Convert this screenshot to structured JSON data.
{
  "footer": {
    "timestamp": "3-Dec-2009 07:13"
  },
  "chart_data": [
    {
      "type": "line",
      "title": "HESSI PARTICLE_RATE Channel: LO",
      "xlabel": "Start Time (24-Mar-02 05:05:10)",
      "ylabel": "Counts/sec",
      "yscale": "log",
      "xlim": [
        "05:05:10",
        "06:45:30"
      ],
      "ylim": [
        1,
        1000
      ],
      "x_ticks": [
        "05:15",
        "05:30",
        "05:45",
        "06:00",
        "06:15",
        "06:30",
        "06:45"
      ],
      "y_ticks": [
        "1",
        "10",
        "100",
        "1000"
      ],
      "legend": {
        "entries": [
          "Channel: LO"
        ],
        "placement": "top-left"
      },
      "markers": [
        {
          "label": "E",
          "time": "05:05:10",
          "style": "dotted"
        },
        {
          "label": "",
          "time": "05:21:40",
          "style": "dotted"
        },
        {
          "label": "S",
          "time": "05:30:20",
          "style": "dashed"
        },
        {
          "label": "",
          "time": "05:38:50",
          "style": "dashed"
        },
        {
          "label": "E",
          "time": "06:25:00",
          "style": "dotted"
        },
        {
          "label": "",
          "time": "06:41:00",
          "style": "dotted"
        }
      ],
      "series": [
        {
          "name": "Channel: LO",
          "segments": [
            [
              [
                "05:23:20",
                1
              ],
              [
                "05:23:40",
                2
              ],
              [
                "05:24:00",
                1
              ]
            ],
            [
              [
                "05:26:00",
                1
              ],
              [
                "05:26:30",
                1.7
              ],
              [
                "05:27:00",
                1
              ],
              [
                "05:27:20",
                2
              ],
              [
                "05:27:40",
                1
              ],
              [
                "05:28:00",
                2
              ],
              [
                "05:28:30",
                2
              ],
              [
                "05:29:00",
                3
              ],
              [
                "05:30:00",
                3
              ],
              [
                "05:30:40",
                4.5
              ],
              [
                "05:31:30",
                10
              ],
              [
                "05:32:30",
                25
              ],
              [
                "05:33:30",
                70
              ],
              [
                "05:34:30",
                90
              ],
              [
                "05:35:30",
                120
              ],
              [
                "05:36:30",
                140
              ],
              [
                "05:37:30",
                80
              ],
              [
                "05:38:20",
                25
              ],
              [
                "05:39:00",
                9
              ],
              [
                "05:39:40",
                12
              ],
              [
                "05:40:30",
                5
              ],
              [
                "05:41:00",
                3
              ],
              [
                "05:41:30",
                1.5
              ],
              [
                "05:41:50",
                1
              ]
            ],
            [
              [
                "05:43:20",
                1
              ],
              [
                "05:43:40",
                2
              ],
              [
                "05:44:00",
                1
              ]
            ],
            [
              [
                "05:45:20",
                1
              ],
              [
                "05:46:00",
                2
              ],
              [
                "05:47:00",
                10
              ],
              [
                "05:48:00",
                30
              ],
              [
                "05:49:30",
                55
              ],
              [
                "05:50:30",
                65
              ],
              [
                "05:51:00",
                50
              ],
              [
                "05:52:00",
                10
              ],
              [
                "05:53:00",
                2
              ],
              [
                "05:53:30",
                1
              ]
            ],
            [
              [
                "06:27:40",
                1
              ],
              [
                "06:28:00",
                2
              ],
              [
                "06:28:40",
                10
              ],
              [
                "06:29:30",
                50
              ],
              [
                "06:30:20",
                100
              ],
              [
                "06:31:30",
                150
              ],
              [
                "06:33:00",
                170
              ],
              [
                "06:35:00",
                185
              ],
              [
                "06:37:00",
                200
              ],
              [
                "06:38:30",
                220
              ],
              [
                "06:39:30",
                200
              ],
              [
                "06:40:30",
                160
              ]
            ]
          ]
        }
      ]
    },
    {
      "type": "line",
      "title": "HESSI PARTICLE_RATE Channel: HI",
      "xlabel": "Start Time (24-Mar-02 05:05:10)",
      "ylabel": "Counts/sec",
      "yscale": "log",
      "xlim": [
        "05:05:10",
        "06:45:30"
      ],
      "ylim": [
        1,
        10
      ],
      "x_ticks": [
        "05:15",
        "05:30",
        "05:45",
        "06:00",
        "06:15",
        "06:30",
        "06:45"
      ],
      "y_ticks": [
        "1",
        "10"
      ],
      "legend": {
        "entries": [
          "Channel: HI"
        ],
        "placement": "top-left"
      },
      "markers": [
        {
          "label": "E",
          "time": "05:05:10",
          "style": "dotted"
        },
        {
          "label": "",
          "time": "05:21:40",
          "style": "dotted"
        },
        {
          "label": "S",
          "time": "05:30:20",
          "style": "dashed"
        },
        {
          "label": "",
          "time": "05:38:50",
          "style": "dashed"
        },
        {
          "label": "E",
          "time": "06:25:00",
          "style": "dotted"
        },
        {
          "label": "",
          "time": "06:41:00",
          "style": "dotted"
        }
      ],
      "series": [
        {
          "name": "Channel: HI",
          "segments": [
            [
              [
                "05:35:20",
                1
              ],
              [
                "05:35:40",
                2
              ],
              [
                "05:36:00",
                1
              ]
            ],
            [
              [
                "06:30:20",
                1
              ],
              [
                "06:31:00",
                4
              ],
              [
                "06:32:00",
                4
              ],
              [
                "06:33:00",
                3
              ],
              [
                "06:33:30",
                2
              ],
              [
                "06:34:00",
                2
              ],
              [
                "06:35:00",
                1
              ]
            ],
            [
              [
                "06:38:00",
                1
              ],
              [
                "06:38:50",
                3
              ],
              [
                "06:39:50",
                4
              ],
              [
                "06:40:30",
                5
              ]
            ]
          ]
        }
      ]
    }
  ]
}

WORK TO DO
Every line above should be written out again exactly as it stands.

ANSWER FOR THIS EXERCISE
Convert this screenshot to structured JSON data.
{
  "footer": {
    "timestamp": "3-Dec-2009 07:13"
  },
  "chart_data": [
    {
      "type": "line",
      "title": "HESSI PARTICLE_RATE Channel: LO",
      "xlabel": "Start Time (24-Mar-02 05:05:10)",
      "ylabel": "Counts/sec",
      "yscale": "log",
      "xlim": [
        "05:05:10",
        "06:45:30"
      ],
      "ylim": [
        1,
        1000
      ],
      "x_ticks": [
        "05:15",
        "05:30",
        "05:45",
        "06:00",
        "06:15",
        "06:30",
        "06:45"
      ],
      "y_ticks": [
        "1",
        "10",
        "100",
        "1000"
      ],
      "legend": {
        "entries": [
          "Channel: LO"
        ],
        "placement": "top-left"
      },
      "markers": [
        {
          "label": "E",
          "time": "05:05:10",
          "style": "dotted"
        },
        {
          "label": "",
          "time": "05:21:40",
          "style": "dotted"
        },
        {
          "label": "S",
          "time": "05:30:20",
          "style": "dashed"
        },
        {
          "label": "",
          "time": "05:38:50",
          "style": "dashed"
        },
        {
          "label": "E",
          "time": "06:25:00",
          "style": "dotted"
        },
        {
          "label": "",
          "time": "06:41:00",
          "style": "dotted"
        }
      ],
      "series": [
        {
          "name": "Channel: LO",
          "segments": [
            [
              [
                "05:23:20",
                1
              ],
              [
                "05:23:40",
                2
              ],
              [
                "05:24:00",
                1
              ]
            ],
            [
              [
                "05:26:00",
                1
              ],
              [
                "05:26:30",
                1.7
              ],
              [
                "05:27:00",
                1
              ],
              [
                "05:27:20",
                2
              ],
              [
                "05:27:40",
                1
              ],
              [
                "05:28:00",
                2
              ],
              [
                "05:28:30",
                2
              ],
              [
                "05:29:00",
                3
              ],
              [
                "05:30:00",
                3
              ],
              [
                "05:30:40",
                4.5
              ],
              [
                "05:31:30",
                10
              ],
              [
                "05:32:30",
                25
              ],
              [
                "05:33:30",
                70
              ],
              [
                "05:34:30",
                90
              ],
              [
                "05:35:30",
                120
              ],
              [
                "05:36:30",
                140
              ],
              [
                "05:37:30",
                80
              ],
              [
                "05:38:20",
                25
              ],
              [
                "05:39:00",
                9
              ],
              [
                "05:39:40",
                12
              ],
              [
                "05:40:30",
                5
              ],
              [
                "05:41:00",
                3
              ],
              [
                "05:41:30",
                1.5
              ],
              [
                "05:41:50",
                1
              ]
            ],
            [
              [
                "05:43:20",
                1
              ],
              [
                "05:43:40",
                2
              ],
              [
                "05:44:00",
                1
              ]
            ],
            [
              [
                "05:45:20",
                1
              ],
              [
                "05:46:00",
                2
              ],
              [
                "05:47:00",
                10
              ],
              [
                "05:48:00",
                30
              ],
              [
                "05:49:30",
                55
              ],
              [
                "05:50:30",
                65
              ],
              [
                "05:51:00",
                50
              ],
              [
                "05:52:00",
                10
              ],
              [
                "05:53:00",
                2
              ],
              [
                "05:53:30",
                1
              ]
            ],
            [
              [
                "06:27:40",
                1
              ],
              [
                "06:28:00",
                2
              ],
              [
                "06:28:40",
                10
              ],
              [
                "06:29:30",
                50
              ],
              [
                "06:30:20",
                100
              ],
              [
                "06:31:30",
                150
              ],
              [
                "06:33:00",
                170
              ],
              [
                "06:35:00",
                185
              ],
              [
                "06:37:00",
                200
              ],
              [
                "06:38:30",
                220
              ],
              [
                "06:39:30",
                200
              ],
              [
                "06:40:30",
                160
              ]
            ]
          ]
        }
      ]
    },
    {
      "type": "line",
      "title": "HESSI PARTICLE_RATE Channel: HI",
      "xlabel": "Start Time (24-Mar-02 05:05:10)",
      "ylabel": "Counts/sec",
      "yscale": "log",
      "xlim": [
        "05:05:10",
        "06:45:30"
      ],
      "ylim": [
        1,
        10
      ],
      "x_ticks": [
        "05:15",
        "05:30",
        "05:45",
        "06:00",
        "06:15",
        "06:30",
        "06:45"
      ],
      "y_ticks": [
        "1",
        "10"
      ],
      "legend": {
        "entries": [
          "Channel: HI"
        ],
        "placement": "top-left"
      },
      "markers": [
        {
          "label": "E",
          "time": "05:05:10",
          "style": "dotted"
        },
        {
          "label": "",
          "time": "05:21:40",
          "style": "dotted"
        },
        {
          "label": "S",
          "time": "05:30:20",
          "style": "dashed"
        },
        {
          "label": "",
          "time": "05:38:50",
          "style": "dashed"
        },
        {
          "label": "E",
          "time": "06:25:00",
          "style": "dotted"
        },
        {
          "label": "",
          "time": "06:41:00",
          "style": "dotted"
        }
      ],
      "series": [
        {
          "name": "Channel: HI",
          "segments": [
            [
              [
                "05:35:20",
                1
              ],
              [
                "05:35:40",
                2
              ],
              [
                "05:36:00",
                1
              ]
            ],
            [
              [
                "06:30:20",
                1
              ],
              [
                "06:31:00",
                4
              ],
              [
                "06:32:00",
                4
              ],
              [
                "06:33:00",
                3
              ],
              [
                "06:33:30",
                2
              ],
              [
                "06:34:00",
                2
              ],
              [
                "06:35:00",
                1
              ]
            ],
            [
              [
                "06:38:00",
                1
              ],
              [
                "06:38:50",
                3
              ],
              [
                "06:39:50",
                4
              ],
              [
                "06:40:30",
                5
              ]
            ]
          ]
        }
      ]
    }
  ]
}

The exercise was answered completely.